═════ Input

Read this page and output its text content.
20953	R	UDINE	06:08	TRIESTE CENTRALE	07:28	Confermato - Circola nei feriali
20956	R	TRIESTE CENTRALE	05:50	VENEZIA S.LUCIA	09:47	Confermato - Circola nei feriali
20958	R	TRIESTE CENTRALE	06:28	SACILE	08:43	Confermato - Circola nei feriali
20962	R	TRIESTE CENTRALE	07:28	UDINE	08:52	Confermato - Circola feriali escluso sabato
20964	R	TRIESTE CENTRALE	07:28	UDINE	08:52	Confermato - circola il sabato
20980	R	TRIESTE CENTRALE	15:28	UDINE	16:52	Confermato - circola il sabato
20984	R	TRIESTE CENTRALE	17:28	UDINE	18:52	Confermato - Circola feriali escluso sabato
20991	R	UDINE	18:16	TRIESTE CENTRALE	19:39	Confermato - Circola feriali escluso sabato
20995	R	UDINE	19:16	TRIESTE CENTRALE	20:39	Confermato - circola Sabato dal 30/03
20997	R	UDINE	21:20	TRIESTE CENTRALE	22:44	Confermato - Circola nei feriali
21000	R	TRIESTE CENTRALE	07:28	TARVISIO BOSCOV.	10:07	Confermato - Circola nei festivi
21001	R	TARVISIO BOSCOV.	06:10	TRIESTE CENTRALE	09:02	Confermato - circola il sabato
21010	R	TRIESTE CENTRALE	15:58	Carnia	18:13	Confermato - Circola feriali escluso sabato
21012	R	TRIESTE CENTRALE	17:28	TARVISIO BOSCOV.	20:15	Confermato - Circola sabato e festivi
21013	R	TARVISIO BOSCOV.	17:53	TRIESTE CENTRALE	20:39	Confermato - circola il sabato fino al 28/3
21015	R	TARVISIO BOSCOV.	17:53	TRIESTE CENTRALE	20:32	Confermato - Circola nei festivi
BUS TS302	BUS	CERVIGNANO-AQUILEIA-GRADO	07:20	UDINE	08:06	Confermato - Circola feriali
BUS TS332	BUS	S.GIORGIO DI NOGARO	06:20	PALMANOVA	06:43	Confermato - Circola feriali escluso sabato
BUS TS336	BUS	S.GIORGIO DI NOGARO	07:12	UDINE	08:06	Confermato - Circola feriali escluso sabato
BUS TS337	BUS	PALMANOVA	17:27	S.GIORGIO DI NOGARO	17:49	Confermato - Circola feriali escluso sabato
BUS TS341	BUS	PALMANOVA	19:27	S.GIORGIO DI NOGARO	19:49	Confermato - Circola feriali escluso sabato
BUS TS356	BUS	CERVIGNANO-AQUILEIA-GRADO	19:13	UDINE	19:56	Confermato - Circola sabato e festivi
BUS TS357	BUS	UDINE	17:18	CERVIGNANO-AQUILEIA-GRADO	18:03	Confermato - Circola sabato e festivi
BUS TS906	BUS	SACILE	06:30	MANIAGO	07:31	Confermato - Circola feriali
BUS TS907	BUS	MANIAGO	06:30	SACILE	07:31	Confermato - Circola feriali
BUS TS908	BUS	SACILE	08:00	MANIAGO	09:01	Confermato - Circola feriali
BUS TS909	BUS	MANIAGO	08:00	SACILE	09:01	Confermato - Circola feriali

══════════

[Task description] Where a line holds "GRADO", copy it out.

[The solution]
BUS TS302	BUS	CERVIGNANO-AQUILEIA-GRADO	07:20	UDINE	08:06	Confermato - Circola feriali
BUS TS356	BUS	CERVIGNANO-AQUILEIA-GRADO	19:13	UDINE	19:56	Confermato - Circola sabato e festivi
BUS TS357	BUS	UDINE	17:18	CERVIGNANO-AQUILEIA-GRADO	18:03	Confermato - Circola sabato e festivi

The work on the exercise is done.